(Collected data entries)

╭──

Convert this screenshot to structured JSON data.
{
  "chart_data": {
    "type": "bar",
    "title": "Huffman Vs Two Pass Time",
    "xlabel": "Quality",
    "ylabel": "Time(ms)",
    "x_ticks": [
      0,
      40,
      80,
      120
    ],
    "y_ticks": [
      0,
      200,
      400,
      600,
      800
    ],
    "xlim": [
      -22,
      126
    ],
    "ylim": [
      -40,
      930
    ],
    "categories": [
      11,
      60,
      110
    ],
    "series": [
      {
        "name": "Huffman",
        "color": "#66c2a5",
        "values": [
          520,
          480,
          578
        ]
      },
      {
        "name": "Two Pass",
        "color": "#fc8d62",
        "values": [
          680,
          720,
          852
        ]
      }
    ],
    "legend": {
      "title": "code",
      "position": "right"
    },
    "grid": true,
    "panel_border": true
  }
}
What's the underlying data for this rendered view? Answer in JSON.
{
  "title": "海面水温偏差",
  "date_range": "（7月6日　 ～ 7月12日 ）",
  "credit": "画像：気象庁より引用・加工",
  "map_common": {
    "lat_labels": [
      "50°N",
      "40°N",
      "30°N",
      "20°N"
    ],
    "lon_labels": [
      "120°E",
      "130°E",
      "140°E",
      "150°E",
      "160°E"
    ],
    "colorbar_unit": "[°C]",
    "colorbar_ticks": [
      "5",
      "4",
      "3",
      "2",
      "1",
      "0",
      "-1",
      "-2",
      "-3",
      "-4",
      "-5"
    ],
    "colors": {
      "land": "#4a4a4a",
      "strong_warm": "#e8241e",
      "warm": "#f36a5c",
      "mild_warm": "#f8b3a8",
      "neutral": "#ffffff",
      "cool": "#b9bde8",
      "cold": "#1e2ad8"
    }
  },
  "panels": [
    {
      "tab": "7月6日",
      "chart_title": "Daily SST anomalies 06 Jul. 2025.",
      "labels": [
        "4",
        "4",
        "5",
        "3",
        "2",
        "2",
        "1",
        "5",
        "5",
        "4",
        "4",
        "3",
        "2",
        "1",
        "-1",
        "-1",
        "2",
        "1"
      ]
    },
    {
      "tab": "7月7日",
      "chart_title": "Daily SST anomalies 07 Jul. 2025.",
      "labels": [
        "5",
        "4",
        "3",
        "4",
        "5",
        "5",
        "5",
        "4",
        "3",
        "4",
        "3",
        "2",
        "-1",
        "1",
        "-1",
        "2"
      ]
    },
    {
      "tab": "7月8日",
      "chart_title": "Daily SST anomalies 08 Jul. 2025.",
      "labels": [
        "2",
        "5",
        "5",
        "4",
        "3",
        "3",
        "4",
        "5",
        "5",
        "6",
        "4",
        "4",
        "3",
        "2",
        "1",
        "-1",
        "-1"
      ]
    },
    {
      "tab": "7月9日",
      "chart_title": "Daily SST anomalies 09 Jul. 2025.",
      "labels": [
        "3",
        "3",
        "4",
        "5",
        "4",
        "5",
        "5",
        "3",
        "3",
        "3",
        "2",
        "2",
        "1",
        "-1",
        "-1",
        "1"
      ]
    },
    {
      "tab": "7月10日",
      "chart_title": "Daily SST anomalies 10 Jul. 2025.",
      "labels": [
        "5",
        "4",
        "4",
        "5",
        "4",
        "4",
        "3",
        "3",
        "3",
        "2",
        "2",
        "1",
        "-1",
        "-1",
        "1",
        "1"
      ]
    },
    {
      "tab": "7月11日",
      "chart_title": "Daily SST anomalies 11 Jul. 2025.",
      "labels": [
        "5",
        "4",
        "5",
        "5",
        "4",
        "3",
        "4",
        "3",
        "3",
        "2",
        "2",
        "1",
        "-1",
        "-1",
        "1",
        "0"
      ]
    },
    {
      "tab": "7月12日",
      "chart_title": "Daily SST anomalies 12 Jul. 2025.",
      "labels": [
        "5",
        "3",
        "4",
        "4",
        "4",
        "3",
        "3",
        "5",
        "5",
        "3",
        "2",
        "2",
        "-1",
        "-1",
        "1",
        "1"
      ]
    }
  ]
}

╰──

▸ Required task:
Using the data above, output each line exactly.

▸ Answer to this exercise:
Convert this screenshot to structured JSON data.
{
  "chart_data": {
    "type": "bar",
    "title": "Huffman Vs Two Pass Time",
    "xlabel": "Quality",
    "ylabel": "Time(ms)",
    "x_ticks": [
      0,
      40,
      80,
      120
    ],
    "y_ticks": [
      0,
      200,
      400,
      600,
      800
    ],
    "xlim": [
      -22,
      126
    ],
    "ylim": [
      -40,
      930
    ],
    "categories": [
      11,
      60,
      110
    ],
    "series": [
      {
        "name": "Huffman",
        "color": "#66c2a5",
        "values": [
          520,
          480,
          578
        ]
      },
      {
        "name": "Two Pass",
        "color": "#fc8d62",
        "values": [
          680,
          720,
          852
        ]
      }
    ],
    "legend": {
      "title": "code",
      "position": "right"
    },
    "grid": true,
    "panel_border": true
  }
}
What's the underlying data for this rendered view? Answer in JSON.
{
  "title": "海面水温偏差",
  "date_range": "（7月6日　 ～ 7月12日 ）",
  "credit": "画像：気象庁より引用・加工",
  "map_common": {
    "lat_labels": [
      "50°N",
      "40°N",
      "30°N",
      "20°N"
    ],
    "lon_labels": [
      "120°E",
      "130°E",
      "140°E",
      "150°E",
      "160°E"
    ],
    "colorbar_unit": "[°C]",
    "colorbar_ticks": [
      "5",
      "4",
      "3",
      "2",
      "1",
      "0",
      "-1",
      "-2",
      "-3",
      "-4",
      "-5"
    ],
    "colors": {
      "land": "#4a4a4a",
      "strong_warm": "#e8241e",
      "warm": "#f36a5c",
      "mild_warm": "#f8b3a8",
      "neutral": "#ffffff",
      "cool": "#b9bde8",
      "cold": "#1e2ad8"
    }
  },
  "panels": [
    {
      "tab": "7月6日",
      "chart_title": "Daily SST anomalies 06 Jul. 2025.",
      "labels": [
        "4",
        "4",
        "5",
        "3",
        "2",
        "2",
        "1",
        "5",
        "5",
        "4",
        "4",
        "3",
        "2",
        "1",
        "-1",
        "-1",
        "2",
        "1"
      ]
    },
    {
      "tab": "7月7日",
      "chart_title": "Daily SST anomalies 07 Jul. 2025.",
      "labels": [
        "5",
        "4",
        "3",
        "4",
        "5",
        "5",
        "5",
        "4",
        "3",
        "4",
        "3",
        "2",
        "-1",
        "1",
        "-1",
        "2"
      ]
    },
    {
      "tab": "7月8日",
      "chart_title": "Daily SST anomalies 08 Jul. 2025.",
      "labels": [
        "2",
        "5",
        "5",
        "4",
        "3",
        "3",
        "4",
        "5",
        "5",
        "6",
        "4",
        "4",
        "3",
        "2",
        "1",
        "-1",
        "-1"
      ]
    },
    {
      "tab": "7月9日",
      "chart_title": "Daily SST anomalies 09 Jul. 2025.",
      "labels": [
        "3",
        "3",
        "4",
        "5",
        "4",
        "5",
        "5",
        "3",
        "3",
        "3",
        "2",
        "2",
        "1",
        "-1",
        "-1",
        "1"
      ]
    },
    {
      "tab": "7月10日",
      "chart_title": "Daily SST anomalies 10 Jul. 2025.",
      "labels": [
        "5",
        "4",
        "4",
        "5",
        "4",
        "4",
        "3",
        "3",
        "3",
        "2",
        "2",
        "1",
        "-1",
        "-1",
        "1",
        "1"
      ]
    },
    {
      "tab": "7月11日",
      "chart_title": "Daily SST anomalies 11 Jul. 2025.",
      "labels": [
        "5",
        "4",
        "5",
        "5",
        "4",
        "3",
        "4",
        "3",
        "3",
        "2",
        "2",
        "1",
        "-1",
        "-1",
        "1",
        "0"
      ]
    },
    {
      "tab": "7月12日",
      "chart_title": "Daily SST anomalies 12 Jul. 2025.",
      "labels": [
        "5",
        "3",
        "4",
        "4",
        "4",
        "3",
        "3",
        "5",
        "5",
        "3",
        "2",
        "2",
        "-1",
        "-1",
        "1",
        "1"
      ]
    }
  ]
}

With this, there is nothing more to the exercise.